Verbatim output of all the material below is required.

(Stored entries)

━━━━━━━━━━━━━━━━━━━━

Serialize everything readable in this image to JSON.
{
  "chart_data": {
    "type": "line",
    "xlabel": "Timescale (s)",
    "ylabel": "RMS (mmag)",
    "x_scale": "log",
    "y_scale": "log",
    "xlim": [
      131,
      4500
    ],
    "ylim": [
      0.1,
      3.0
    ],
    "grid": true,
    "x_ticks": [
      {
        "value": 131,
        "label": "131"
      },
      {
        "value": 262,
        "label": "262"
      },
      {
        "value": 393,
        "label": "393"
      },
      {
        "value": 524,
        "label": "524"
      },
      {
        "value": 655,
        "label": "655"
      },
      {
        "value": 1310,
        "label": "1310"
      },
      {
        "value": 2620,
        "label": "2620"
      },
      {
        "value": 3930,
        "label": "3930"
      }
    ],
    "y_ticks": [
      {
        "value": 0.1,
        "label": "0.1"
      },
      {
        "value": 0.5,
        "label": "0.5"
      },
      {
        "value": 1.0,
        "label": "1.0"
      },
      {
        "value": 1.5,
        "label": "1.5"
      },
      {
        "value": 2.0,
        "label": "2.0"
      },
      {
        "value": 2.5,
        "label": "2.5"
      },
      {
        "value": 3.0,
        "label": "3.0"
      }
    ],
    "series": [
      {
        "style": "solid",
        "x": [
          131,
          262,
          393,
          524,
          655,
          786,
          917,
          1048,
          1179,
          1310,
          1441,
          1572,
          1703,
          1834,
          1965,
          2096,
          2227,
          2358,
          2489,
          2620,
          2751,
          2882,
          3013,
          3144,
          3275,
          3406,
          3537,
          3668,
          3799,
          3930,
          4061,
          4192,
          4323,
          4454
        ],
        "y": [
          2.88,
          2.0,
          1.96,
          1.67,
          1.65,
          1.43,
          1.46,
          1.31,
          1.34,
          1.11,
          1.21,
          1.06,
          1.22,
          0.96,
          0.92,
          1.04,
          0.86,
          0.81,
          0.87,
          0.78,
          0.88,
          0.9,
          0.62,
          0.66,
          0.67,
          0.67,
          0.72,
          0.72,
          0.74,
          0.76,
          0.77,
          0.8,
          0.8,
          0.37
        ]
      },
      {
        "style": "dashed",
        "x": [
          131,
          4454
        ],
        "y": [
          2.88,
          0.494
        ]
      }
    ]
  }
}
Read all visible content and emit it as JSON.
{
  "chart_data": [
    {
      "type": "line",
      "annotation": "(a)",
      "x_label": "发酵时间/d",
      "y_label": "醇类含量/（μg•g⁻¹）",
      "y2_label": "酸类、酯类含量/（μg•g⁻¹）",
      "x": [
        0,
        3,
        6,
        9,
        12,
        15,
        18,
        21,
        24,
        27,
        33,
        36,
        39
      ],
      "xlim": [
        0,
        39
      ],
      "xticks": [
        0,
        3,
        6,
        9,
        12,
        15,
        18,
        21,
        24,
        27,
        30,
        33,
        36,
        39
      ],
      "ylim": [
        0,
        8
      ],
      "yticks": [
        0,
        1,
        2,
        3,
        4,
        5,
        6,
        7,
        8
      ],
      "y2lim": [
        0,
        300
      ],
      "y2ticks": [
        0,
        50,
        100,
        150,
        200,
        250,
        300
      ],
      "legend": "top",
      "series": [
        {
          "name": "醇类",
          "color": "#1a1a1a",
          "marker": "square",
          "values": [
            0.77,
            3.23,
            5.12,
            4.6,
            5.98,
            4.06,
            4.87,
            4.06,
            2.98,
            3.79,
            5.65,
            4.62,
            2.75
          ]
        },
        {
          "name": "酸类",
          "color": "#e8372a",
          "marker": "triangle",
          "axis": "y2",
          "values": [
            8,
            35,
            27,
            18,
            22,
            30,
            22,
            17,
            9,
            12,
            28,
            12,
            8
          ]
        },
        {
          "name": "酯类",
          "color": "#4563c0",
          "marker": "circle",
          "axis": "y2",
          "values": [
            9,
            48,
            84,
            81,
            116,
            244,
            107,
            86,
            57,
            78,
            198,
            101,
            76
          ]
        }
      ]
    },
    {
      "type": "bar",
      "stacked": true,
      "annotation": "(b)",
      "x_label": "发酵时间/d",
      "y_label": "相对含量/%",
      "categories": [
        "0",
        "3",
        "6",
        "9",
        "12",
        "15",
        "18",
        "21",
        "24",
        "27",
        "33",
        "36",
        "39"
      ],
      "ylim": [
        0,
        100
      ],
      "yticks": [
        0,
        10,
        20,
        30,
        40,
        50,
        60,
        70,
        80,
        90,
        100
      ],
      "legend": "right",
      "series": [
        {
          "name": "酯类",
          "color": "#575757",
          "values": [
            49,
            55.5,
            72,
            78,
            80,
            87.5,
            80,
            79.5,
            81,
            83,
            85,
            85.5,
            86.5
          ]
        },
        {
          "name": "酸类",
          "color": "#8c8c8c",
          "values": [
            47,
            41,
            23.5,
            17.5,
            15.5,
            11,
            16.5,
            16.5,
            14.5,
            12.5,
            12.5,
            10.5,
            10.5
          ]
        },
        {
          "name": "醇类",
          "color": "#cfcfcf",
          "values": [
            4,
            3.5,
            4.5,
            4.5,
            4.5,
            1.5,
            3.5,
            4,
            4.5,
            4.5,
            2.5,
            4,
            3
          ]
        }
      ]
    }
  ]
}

━━━━━━━━━━━━━━━━━━━━

## RESULT FOR THIS EXERCISE
Serialize everything readable in this image to JSON.
{
  "chart_data": {
    "type": "line",
    "xlabel": "Timescale (s)",
    "ylabel": "RMS (mmag)",
    "x_scale": "log",
    "y_scale": "log",
    "xlim": [
      131,
      4500
    ],
    "ylim": [
      0.1,
      3.0
    ],
    "grid": true,
    "x_ticks": [
      {
        "value": 131,
        "label": "131"
      },
      {
        "value": 262,
        "label": "262"
      },
      {
        "value": 393,
        "label": "393"
      },
      {
        "value": 524,
        "label": "524"
      },
      {
        "value": 655,
        "label": "655"
      },
      {
        "value": 1310,
        "label": "1310"
      },
      {
        "value": 2620,
        "label": "2620"
      },
      {
        "value": 3930,
        "label": "3930"
      }
    ],
    "y_ticks": [
      {
        "value": 0.1,
        "label": "0.1"
      },
      {
        "value": 0.5,
        "label": "0.5"
      },
      {
        "value": 1.0,
        "label": "1.0"
      },
      {
        "value": 1.5,
        "label": "1.5"
      },
      {
        "value": 2.0,
        "label": "2.0"
      },
      {
        "value": 2.5,
        "label": "2.5"
      },
      {
        "value": 3.0,
        "label": "3.0"
      }
    ],
    "series": [
      {
        "style": "solid",
        "x": [
          131,
          262,
          393,
          524,
          655,
          786,
          917,
          1048,
          1179,
          1310,
          1441,
          1572,
          1703,
          1834,
          1965,
          2096,
          2227,
          2358,
          2489,
          2620,
          2751,
          2882,
          3013,
          3144,
          3275,
          3406,
          3537,
          3668,
          3799,
          3930,
          4061,
          4192,
          4323,
          4454
        ],
        "y": [
          2.88,
          2.0,
          1.96,
          1.67,
          1.65,
          1.43,
          1.46,
          1.31,
          1.34,
          1.11,
          1.21,
          1.06,
          1.22,
          0.96,
          0.92,
          1.04,
          0.86,
          0.81,
          0.87,
          0.78,
          0.88,
          0.9,
          0.62,
          0.66,
          0.67,
          0.67,
          0.72,
          0.72,
          0.74,
          0.76,
          0.77,
          0.8,
          0.8,
          0.37
        ]
      },
      {
        "style": "dashed",
        "x": [
          131,
          4454
        ],
        "y": [
          2.88,
          0.494
        ]
      }
    ]
  }
}
Read all visible content and emit it as JSON.
{
  "chart_data": [
    {
      "type": "line",
      "annotation": "(a)",
      "x_label": "发酵时间/d",
      "y_label": "醇类含量/（μg•g⁻¹）",
      "y2_label": "酸类、酯类含量/（μg•g⁻¹）",
      "x": [
        0,
        3,
        6,
        9,
        12,
        15,
        18,
        21,
        24,
        27,
        33,
        36,
        39
      ],
      "xlim": [
        0,
        39
      ],
      "xticks": [
        0,
        3,
        6,
        9,
        12,
        15,
        18,
        21,
        24,
        27,
        30,
        33,
        36,
        39
      ],
      "ylim": [
        0,
        8
      ],
      "yticks": [
        0,
        1,
        2,
        3,
        4,
        5,
        6,
        7,
        8
      ],
      "y2lim": [
        0,
        300
      ],
      "y2ticks": [
        0,
        50,
        100,
        150,
        200,
        250,
        300
      ],
      "legend": "top",
      "series": [
        {
          "name": "醇类",
          "color": "#1a1a1a",
          "marker": "square",
          "values": [
            0.77,
            3.23,
            5.12,
            4.6,
            5.98,
            4.06,
            4.87,
            4.06,
            2.98,
            3.79,
            5.65,
            4.62,
            2.75
          ]
        },
        {
          "name": "酸类",
          "color": "#e8372a",
          "marker": "triangle",
          "axis": "y2",
          "values": [
            8,
            35,
            27,
            18,
            22,
            30,
            22,
            17,
            9,
            12,
            28,
            12,
            8
          ]
        },
        {
          "name": "酯类",
          "color": "#4563c0",
          "marker": "circle",
          "axis": "y2",
          "values": [
            9,
            48,
            84,
            81,
            116,
            244,
            107,
            86,
            57,
            78,
            198,
            101,
            76
          ]
        }
      ]
    },
    {
      "type": "bar",
      "stacked": true,
      "annotation": "(b)",
      "x_label": "发酵时间/d",
      "y_label": "相对含量/%",
      "categories": [
        "0",
        "3",
        "6",
        "9",
        "12",
        "15",
        "18",
        "21",
        "24",
        "27",
        "33",
        "36",
        "39"
      ],
      "ylim": [
        0,
        100
      ],
      "yticks": [
        0,
        10,
        20,
        30,
        40,
        50,
        60,
        70,
        80,
        90,
        100
      ],
      "legend": "right",
      "series": [
        {
          "name": "酯类",
          "color": "#575757",
          "values": [
            49,
            55.5,
            72,
            78,
            80,
            87.5,
            80,
            79.5,
            81,
            83,
            85,
            85.5,
            86.5
          ]
        },
        {
          "name": "酸类",
          "color": "#8c8c8c",
          "values": [
            47,
            41,
            23.5,
            17.5,
            15.5,
            11,
            16.5,
            16.5,
            14.5,
            12.5,
            12.5,
            10.5,
            10.5
          ]
        },
        {
          "name": "醇类",
          "color": "#cfcfcf",
          "values": [
            4,
            3.5,
            4.5,
            4.5,
            4.5,
            1.5,
            3.5,
            4,
            4.5,
            4.5,
            2.5,
            4,
            3
          ]
        }
      ]
    }
  ]
}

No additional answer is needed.